#### Material for this task ####
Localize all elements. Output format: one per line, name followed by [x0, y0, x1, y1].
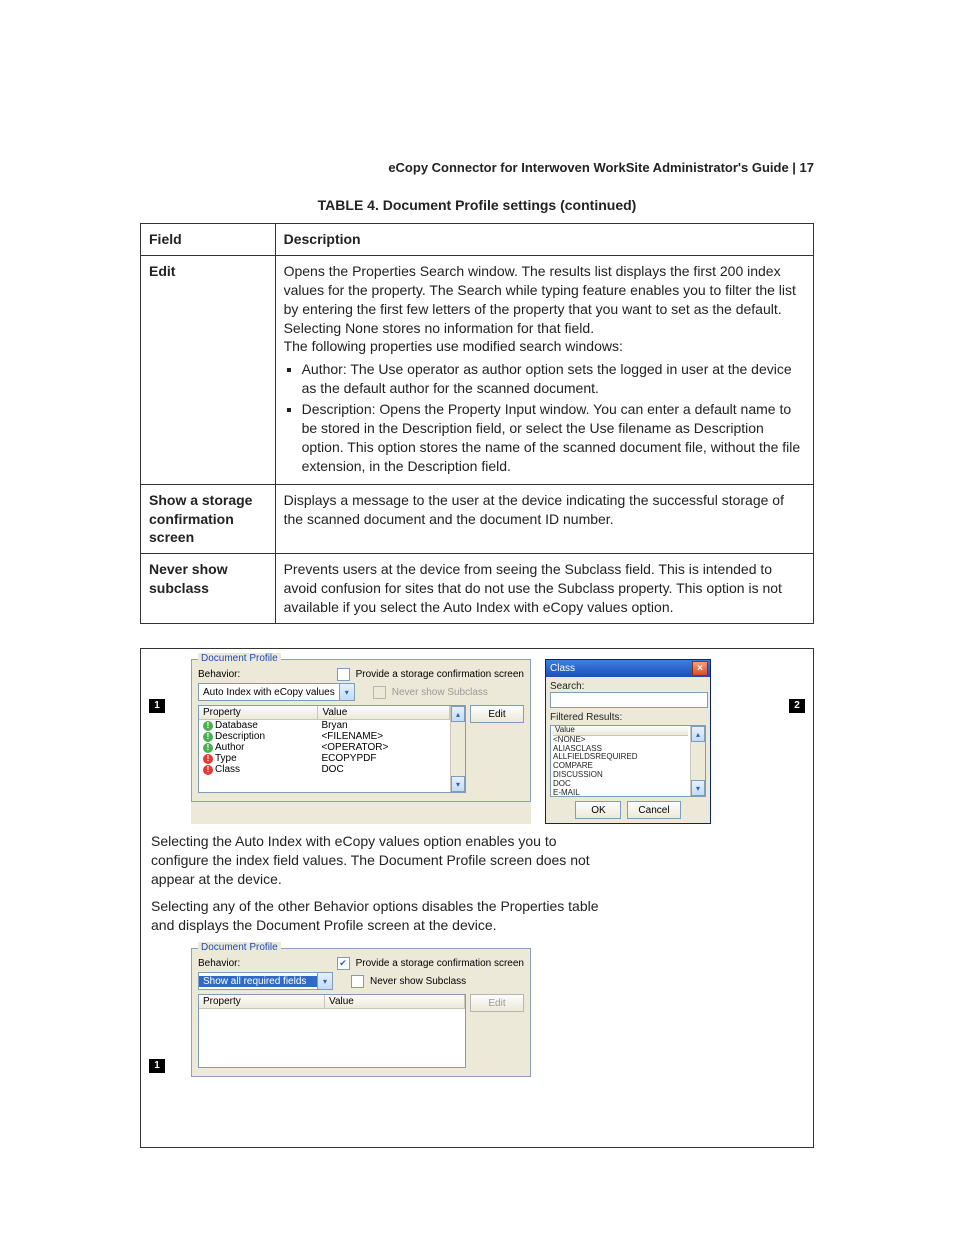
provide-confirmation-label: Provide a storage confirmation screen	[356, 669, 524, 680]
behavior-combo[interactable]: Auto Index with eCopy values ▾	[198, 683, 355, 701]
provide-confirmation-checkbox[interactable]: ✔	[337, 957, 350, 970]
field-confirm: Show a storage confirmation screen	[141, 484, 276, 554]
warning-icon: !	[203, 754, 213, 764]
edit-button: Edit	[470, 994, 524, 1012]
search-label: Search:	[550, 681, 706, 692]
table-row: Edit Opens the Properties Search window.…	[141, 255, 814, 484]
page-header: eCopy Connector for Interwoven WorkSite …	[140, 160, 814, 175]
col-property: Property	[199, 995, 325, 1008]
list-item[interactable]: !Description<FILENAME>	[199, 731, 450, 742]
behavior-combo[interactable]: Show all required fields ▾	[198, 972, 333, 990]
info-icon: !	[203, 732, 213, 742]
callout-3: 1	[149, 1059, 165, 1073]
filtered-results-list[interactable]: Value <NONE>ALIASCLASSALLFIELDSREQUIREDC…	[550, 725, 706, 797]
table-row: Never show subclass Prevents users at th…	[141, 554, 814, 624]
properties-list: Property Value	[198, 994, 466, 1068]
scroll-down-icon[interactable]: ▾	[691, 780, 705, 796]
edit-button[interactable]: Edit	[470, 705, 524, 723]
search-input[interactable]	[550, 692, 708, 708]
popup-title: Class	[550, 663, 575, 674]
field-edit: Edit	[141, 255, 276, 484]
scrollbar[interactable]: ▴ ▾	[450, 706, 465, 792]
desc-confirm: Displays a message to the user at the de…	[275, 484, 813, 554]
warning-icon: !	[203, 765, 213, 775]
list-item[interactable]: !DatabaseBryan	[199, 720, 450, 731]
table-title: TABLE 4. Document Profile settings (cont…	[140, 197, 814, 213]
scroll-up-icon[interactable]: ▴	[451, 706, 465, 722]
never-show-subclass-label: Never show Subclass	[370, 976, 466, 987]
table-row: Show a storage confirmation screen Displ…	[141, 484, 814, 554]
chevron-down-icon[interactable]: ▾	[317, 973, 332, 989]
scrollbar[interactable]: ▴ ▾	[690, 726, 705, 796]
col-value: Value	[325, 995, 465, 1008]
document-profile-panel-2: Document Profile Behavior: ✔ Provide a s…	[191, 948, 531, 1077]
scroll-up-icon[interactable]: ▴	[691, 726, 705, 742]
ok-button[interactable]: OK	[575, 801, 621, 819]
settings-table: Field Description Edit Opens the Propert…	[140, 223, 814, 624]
####
*What is needed:* Copy out the items verbatim, starting with the line that contains "provide-confirmation-label: Provide a" and ending with the line that contains "957, 350, 970]", both included.

*Complete response:*
provide-confirmation-label: Provide a storage confirmation screen	[356, 669, 524, 680]
behavior-combo[interactable]: Auto Index with eCopy values ▾	[198, 683, 355, 701]
provide-confirmation-checkbox[interactable]: ✔	[337, 957, 350, 970]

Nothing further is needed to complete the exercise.